[Dataset listings of figures]
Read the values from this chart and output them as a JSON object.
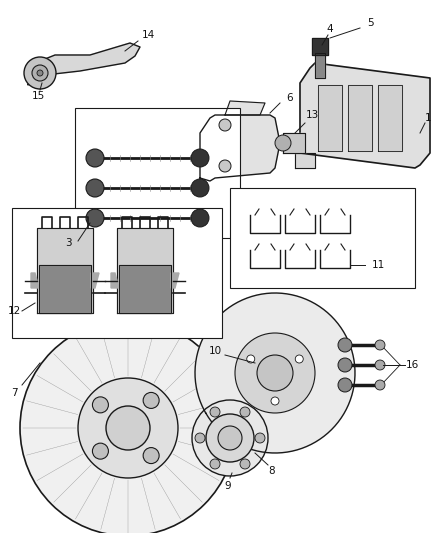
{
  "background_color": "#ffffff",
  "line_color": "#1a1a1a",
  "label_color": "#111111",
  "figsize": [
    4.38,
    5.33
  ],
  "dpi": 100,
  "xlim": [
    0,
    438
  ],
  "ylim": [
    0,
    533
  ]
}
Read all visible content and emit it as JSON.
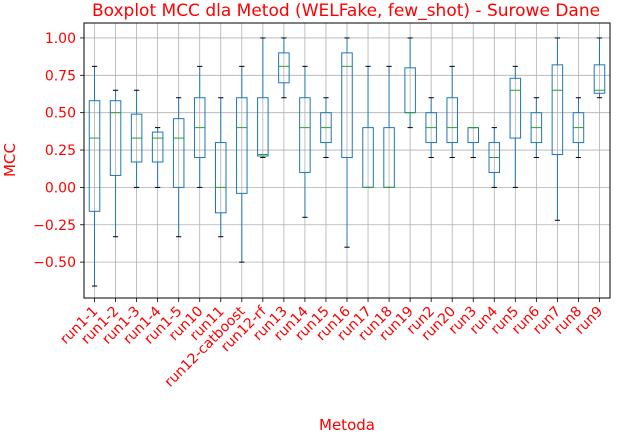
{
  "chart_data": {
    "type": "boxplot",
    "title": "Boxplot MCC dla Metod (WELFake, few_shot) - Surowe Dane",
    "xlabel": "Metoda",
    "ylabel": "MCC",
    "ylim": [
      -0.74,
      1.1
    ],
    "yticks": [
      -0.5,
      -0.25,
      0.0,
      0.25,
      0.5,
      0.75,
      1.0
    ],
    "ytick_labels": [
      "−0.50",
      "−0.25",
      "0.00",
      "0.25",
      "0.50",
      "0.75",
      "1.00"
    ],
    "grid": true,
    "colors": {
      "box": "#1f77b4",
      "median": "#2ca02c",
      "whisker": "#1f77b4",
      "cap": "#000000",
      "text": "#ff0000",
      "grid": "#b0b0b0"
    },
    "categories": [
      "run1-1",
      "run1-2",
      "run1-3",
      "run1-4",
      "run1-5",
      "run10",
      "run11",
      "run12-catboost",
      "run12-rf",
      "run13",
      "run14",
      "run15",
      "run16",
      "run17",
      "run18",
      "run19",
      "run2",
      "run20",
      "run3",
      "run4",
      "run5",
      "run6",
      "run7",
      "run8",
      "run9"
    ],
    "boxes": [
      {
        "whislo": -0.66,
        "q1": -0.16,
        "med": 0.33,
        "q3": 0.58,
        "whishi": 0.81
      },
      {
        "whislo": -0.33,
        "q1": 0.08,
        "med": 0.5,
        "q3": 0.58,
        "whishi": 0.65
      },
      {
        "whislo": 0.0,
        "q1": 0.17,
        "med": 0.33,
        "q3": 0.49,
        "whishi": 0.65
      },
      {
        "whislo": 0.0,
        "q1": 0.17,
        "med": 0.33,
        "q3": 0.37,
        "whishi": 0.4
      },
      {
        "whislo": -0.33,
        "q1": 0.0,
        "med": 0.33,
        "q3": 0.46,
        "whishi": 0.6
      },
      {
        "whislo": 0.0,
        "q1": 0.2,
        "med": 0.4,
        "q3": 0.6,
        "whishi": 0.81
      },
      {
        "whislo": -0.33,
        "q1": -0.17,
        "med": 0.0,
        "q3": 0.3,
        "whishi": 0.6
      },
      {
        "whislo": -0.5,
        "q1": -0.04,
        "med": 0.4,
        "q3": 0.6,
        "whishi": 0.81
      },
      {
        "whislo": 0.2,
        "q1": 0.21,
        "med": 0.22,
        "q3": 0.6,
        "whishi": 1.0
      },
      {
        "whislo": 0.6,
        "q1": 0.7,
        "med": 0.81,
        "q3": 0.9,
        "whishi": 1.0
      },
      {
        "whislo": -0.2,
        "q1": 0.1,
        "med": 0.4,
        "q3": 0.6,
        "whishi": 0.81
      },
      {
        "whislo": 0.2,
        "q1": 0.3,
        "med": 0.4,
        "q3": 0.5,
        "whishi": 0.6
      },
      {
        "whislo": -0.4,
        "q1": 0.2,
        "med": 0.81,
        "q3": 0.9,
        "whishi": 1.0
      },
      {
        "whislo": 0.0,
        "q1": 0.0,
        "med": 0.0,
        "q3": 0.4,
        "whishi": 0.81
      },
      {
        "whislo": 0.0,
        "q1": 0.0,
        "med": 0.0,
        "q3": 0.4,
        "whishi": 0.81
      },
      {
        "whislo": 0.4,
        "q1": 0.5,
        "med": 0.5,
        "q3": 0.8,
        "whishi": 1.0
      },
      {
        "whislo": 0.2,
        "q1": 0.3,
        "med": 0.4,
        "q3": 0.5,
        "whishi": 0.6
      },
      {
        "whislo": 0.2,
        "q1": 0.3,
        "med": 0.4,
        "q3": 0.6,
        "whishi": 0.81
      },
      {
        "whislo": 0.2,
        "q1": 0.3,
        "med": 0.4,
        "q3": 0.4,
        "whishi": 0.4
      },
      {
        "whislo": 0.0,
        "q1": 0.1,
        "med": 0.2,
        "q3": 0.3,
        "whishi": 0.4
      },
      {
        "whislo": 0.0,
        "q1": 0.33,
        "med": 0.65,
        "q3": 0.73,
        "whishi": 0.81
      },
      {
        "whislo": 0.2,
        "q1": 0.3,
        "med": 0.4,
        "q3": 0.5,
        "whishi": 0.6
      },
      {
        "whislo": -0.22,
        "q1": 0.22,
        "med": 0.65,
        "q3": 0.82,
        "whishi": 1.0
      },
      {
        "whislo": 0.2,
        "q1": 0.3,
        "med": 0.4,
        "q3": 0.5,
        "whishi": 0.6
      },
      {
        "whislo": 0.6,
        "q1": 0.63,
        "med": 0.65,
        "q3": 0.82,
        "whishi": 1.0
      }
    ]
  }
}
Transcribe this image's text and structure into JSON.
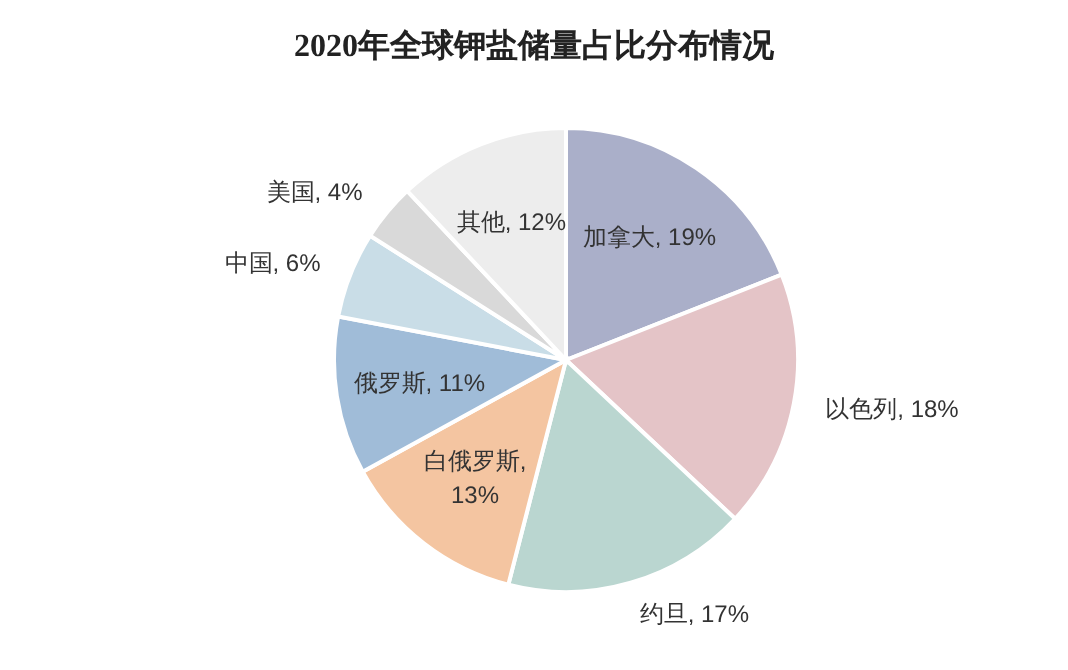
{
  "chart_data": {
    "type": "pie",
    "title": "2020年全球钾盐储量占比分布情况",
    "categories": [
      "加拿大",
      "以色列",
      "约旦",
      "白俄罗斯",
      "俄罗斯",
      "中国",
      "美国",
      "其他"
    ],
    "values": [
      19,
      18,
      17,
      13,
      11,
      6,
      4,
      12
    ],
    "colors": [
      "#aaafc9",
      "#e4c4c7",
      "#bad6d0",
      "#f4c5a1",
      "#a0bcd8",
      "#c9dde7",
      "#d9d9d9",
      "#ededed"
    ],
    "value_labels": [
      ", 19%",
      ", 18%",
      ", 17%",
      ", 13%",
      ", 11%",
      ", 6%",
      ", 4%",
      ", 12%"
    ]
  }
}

* * *

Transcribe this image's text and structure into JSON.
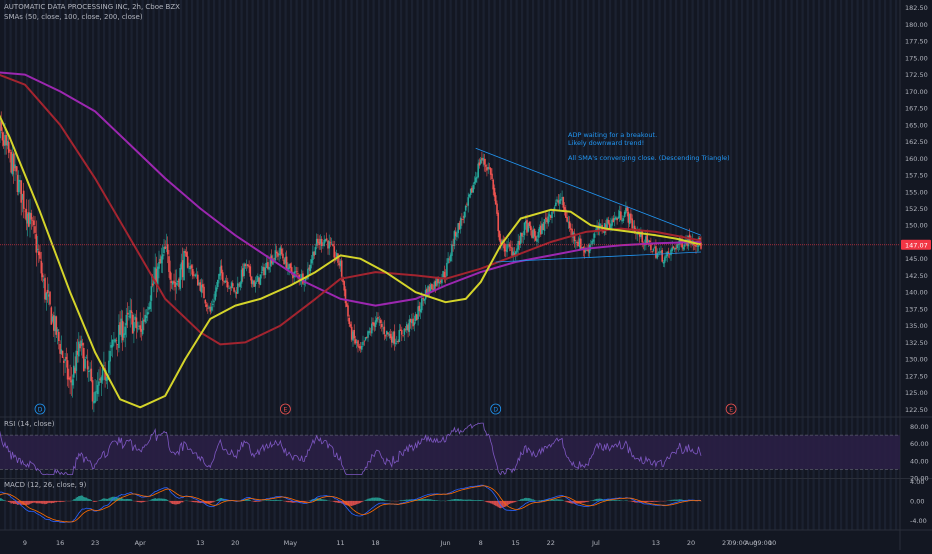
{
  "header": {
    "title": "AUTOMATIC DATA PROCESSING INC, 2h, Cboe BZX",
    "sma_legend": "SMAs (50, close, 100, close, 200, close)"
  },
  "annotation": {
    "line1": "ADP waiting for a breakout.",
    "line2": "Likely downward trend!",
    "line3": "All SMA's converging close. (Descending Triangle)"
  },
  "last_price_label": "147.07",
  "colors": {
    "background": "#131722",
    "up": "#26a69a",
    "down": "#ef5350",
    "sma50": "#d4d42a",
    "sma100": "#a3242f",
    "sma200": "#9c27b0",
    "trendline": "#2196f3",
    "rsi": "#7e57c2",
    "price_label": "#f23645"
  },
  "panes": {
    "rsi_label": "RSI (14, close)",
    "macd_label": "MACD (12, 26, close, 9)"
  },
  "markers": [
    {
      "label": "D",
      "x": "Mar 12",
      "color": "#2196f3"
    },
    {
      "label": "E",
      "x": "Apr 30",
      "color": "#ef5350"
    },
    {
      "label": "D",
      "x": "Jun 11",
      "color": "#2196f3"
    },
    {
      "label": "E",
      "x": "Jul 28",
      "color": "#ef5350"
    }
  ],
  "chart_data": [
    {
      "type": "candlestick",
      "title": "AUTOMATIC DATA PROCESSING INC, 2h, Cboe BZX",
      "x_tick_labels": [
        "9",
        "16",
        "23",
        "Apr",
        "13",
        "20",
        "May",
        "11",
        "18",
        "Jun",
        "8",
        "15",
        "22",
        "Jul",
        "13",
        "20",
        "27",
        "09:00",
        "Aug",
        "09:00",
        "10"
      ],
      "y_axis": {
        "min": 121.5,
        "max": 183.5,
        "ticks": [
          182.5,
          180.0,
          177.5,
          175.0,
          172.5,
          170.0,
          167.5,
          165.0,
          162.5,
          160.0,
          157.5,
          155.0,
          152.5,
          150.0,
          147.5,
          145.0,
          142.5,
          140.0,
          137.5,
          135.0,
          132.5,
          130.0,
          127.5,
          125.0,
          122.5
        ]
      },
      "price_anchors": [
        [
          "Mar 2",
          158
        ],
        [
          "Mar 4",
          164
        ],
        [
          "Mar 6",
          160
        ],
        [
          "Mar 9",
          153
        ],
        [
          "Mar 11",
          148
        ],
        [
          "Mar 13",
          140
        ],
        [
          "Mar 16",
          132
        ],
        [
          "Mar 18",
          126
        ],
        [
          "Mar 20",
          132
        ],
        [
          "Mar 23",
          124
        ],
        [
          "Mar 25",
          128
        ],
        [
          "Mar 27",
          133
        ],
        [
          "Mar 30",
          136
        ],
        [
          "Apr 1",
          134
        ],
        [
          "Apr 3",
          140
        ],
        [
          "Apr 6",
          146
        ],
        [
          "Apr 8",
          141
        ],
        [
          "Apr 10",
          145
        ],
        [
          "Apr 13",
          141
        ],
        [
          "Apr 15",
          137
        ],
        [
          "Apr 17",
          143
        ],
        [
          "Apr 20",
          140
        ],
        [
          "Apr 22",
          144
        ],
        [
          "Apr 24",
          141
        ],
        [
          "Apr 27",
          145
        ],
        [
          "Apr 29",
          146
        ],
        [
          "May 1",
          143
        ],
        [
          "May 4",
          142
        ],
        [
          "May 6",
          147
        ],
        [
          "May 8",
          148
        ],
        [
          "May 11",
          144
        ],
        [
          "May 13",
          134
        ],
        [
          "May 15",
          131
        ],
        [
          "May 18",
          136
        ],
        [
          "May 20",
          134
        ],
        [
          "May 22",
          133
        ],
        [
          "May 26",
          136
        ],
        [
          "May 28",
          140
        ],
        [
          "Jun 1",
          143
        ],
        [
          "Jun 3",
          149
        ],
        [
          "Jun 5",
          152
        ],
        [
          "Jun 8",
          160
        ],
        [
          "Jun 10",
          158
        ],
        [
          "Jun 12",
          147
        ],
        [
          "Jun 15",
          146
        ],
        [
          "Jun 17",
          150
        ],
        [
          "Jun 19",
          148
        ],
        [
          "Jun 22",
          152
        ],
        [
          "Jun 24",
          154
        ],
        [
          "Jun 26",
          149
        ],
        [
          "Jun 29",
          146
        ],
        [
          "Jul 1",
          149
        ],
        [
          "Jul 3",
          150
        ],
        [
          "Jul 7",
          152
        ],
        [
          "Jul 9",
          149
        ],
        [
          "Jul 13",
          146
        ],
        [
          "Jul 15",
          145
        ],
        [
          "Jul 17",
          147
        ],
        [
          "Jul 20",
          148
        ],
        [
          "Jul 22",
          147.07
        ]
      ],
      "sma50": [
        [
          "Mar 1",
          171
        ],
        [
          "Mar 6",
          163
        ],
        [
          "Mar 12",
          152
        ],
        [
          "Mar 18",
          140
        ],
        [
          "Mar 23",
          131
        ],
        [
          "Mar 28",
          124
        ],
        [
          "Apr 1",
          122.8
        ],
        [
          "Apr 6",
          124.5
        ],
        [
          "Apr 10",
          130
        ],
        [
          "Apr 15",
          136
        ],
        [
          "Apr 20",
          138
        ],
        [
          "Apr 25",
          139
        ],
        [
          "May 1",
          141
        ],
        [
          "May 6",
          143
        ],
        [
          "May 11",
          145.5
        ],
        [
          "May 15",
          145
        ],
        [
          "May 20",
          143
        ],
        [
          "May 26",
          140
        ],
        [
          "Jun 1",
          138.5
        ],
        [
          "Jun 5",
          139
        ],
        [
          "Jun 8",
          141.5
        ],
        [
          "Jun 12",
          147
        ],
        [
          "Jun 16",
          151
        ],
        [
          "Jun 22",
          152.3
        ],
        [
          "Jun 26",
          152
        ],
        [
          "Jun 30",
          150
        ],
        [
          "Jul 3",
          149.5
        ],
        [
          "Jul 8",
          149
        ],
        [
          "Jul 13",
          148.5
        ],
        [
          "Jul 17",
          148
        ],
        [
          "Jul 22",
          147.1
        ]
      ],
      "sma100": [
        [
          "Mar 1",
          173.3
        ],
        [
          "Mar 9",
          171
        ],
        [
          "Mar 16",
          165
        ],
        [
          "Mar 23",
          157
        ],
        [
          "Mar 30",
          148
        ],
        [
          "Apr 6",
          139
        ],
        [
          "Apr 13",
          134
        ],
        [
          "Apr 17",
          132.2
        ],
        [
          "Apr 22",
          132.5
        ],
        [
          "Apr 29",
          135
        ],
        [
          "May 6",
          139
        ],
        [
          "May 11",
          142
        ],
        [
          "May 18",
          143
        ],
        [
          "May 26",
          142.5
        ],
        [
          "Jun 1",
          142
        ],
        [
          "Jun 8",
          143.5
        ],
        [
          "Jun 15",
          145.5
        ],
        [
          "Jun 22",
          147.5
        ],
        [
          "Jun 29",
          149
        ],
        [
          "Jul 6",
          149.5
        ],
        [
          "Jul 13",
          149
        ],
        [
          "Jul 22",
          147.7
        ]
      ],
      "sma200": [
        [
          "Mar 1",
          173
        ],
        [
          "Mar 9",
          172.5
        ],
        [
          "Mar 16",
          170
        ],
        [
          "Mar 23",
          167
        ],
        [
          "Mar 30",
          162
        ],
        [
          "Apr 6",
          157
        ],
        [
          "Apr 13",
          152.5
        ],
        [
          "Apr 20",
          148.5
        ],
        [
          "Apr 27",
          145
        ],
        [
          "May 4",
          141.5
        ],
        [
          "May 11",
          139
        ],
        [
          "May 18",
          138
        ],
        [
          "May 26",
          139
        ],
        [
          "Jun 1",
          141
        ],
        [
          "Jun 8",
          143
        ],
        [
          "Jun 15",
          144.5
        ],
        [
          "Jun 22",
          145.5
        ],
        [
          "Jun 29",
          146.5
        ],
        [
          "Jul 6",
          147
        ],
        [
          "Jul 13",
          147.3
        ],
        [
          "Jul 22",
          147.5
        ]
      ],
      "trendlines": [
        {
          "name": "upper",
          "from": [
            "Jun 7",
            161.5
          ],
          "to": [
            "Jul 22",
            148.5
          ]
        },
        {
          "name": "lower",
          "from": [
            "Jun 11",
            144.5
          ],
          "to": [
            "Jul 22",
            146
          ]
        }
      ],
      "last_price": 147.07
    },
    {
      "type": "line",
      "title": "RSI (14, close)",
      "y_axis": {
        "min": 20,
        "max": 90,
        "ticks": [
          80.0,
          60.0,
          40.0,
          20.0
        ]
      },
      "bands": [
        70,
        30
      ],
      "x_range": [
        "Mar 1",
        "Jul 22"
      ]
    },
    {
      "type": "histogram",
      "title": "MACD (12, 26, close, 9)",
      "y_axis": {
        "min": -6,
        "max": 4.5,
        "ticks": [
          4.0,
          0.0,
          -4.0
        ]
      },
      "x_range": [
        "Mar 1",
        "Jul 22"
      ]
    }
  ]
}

§ **Problem to work on**
Keep only the lines that hold the string "Cboe", and copy them out.

§ **Task solution**
    "title": "AUTOMATIC DATA PROCESSING INC, 2h, Cboe BZX",
      "title": "AUTOMATIC DATA PROCESSING INC, 2h, Cboe BZX",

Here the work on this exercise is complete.